*The exercise:*
Copy each line exactly.

*Task inputs:*
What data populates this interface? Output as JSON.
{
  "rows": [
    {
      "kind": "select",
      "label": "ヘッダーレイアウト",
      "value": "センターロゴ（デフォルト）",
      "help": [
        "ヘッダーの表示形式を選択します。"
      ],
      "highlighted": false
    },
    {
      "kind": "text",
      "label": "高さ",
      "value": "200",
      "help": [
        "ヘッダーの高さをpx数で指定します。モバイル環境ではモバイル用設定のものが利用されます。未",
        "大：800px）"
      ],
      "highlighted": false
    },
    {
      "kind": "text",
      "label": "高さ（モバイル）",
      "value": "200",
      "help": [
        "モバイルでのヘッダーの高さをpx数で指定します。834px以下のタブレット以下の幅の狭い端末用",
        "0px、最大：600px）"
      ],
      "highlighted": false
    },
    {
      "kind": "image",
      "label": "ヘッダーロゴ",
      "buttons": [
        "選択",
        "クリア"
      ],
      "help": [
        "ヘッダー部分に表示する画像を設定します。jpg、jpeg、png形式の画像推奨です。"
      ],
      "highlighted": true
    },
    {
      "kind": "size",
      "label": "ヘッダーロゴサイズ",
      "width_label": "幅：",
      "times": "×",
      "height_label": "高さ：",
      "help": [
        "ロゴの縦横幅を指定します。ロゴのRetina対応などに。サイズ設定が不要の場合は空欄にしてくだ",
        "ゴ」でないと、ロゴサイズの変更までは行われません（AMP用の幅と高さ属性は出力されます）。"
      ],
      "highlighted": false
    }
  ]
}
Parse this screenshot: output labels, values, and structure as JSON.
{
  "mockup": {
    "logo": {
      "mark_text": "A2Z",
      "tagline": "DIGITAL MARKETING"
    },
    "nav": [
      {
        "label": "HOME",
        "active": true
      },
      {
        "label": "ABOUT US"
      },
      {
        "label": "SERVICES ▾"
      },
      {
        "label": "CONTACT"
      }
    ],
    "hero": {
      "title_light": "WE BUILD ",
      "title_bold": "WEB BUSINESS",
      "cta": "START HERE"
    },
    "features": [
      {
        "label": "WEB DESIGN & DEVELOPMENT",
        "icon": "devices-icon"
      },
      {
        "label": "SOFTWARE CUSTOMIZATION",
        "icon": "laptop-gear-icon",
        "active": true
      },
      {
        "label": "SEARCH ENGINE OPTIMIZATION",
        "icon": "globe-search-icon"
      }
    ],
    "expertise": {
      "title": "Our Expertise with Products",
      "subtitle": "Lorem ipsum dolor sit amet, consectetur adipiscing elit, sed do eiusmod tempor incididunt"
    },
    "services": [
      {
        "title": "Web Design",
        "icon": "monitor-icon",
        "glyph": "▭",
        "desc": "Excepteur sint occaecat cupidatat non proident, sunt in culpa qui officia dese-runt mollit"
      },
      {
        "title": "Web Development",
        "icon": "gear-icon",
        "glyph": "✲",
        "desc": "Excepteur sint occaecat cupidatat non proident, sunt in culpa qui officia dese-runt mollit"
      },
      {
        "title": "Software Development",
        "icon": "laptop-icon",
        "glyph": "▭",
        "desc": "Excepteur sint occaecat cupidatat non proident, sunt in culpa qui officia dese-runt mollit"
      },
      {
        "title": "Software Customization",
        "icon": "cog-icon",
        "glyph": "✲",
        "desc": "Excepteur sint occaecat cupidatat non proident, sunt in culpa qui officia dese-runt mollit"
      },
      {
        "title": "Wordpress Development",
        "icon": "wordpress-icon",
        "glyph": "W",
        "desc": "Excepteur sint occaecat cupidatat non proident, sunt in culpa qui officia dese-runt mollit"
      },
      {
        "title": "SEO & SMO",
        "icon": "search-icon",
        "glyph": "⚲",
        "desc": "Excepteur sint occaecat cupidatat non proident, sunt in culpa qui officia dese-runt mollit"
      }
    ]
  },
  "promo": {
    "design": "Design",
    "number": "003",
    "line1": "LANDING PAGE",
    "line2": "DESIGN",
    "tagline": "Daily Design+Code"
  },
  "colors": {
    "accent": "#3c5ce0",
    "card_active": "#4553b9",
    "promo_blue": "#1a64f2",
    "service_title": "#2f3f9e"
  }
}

*Result below:*
What data populates this interface? Output as JSON.
{
  "rows": [
    {
      "kind": "select",
      "label": "ヘッダーレイアウト",
      "value": "センターロゴ（デフォルト）",
      "help": [
        "ヘッダーの表示形式を選択します。"
      ],
      "highlighted": false
    },
    {
      "kind": "text",
      "label": "高さ",
      "value": "200",
      "help": [
        "ヘッダーの高さをpx数で指定します。モバイル環境ではモバイル用設定のものが利用されます。未",
        "大：800px）"
      ],
      "highlighted": false
    },
    {
      "kind": "text",
      "label": "高さ（モバイル）",
      "value": "200",
      "help": [
        "モバイルでのヘッダーの高さをpx数で指定します。834px以下のタブレット以下の幅の狭い端末用",
        "0px、最大：600px）"
      ],
      "highlighted": false
    },
    {
      "kind": "image",
      "label": "ヘッダーロゴ",
      "buttons": [
        "選択",
        "クリア"
      ],
      "help": [
        "ヘッダー部分に表示する画像を設定します。jpg、jpeg、png形式の画像推奨です。"
      ],
      "highlighted": true
    },
    {
      "kind": "size",
      "label": "ヘッダーロゴサイズ",
      "width_label": "幅：",
      "times": "×",
      "height_label": "高さ：",
      "help": [
        "ロゴの縦横幅を指定します。ロゴのRetina対応などに。サイズ設定が不要の場合は空欄にしてくだ",
        "ゴ」でないと、ロゴサイズの変更までは行われません（AMP用の幅と高さ属性は出力されます）。"
      ],
      "highlighted": false
    }
  ]
}
Parse this screenshot: output labels, values, and structure as JSON.
{
  "mockup": {
    "logo": {
      "mark_text": "A2Z",
      "tagline": "DIGITAL MARKETING"
    },
    "nav": [
      {
        "label": "HOME",
        "active": true
      },
      {
        "label": "ABOUT US"
      },
      {
        "label": "SERVICES ▾"
      },
      {
        "label": "CONTACT"
      }
    ],
    "hero": {
      "title_light": "WE BUILD ",
      "title_bold": "WEB BUSINESS",
      "cta": "START HERE"
    },
    "features": [
      {
        "label": "WEB DESIGN & DEVELOPMENT",
        "icon": "devices-icon"
      },
      {
        "label": "SOFTWARE CUSTOMIZATION",
        "icon": "laptop-gear-icon",
        "active": true
      },
      {
        "label": "SEARCH ENGINE OPTIMIZATION",
        "icon": "globe-search-icon"
      }
    ],
    "expertise": {
      "title": "Our Expertise with Products",
      "subtitle": "Lorem ipsum dolor sit amet, consectetur adipiscing elit, sed do eiusmod tempor incididunt"
    },
    "services": [
      {
        "title": "Web Design",
        "icon": "monitor-icon",
        "glyph": "▭",
        "desc": "Excepteur sint occaecat cupidatat non proident, sunt in culpa qui officia dese-runt mollit"
      },
      {
        "title": "Web Development",
        "icon": "gear-icon",
        "glyph": "✲",
        "desc": "Excepteur sint occaecat cupidatat non proident, sunt in culpa qui officia dese-runt mollit"
      },
      {
        "title": "Software Development",
        "icon": "laptop-icon",
        "glyph": "▭",
        "desc": "Excepteur sint occaecat cupidatat non proident, sunt in culpa qui officia dese-runt mollit"
      },
      {
        "title": "Software Customization",
        "icon": "cog-icon",
        "glyph": "✲",
        "desc": "Excepteur sint occaecat cupidatat non proident, sunt in culpa qui officia dese-runt mollit"
      },
      {
        "title": "Wordpress Development",
        "icon": "wordpress-icon",
        "glyph": "W",
        "desc": "Excepteur sint occaecat cupidatat non proident, sunt in culpa qui officia dese-runt mollit"
      },
      {
        "title": "SEO & SMO",
        "icon": "search-icon",
        "glyph": "⚲",
        "desc": "Excepteur sint occaecat cupidatat non proident, sunt in culpa qui officia dese-runt mollit"
      }
    ]
  },
  "promo": {
    "design": "Design",
    "number": "003",
    "line1": "LANDING PAGE",
    "line2": "DESIGN",
    "tagline": "Daily Design+Code"
  },
  "colors": {
    "accent": "#3c5ce0",
    "card_active": "#4553b9",
    "promo_blue": "#1a64f2",
    "service_title": "#2f3f9e"
  }
}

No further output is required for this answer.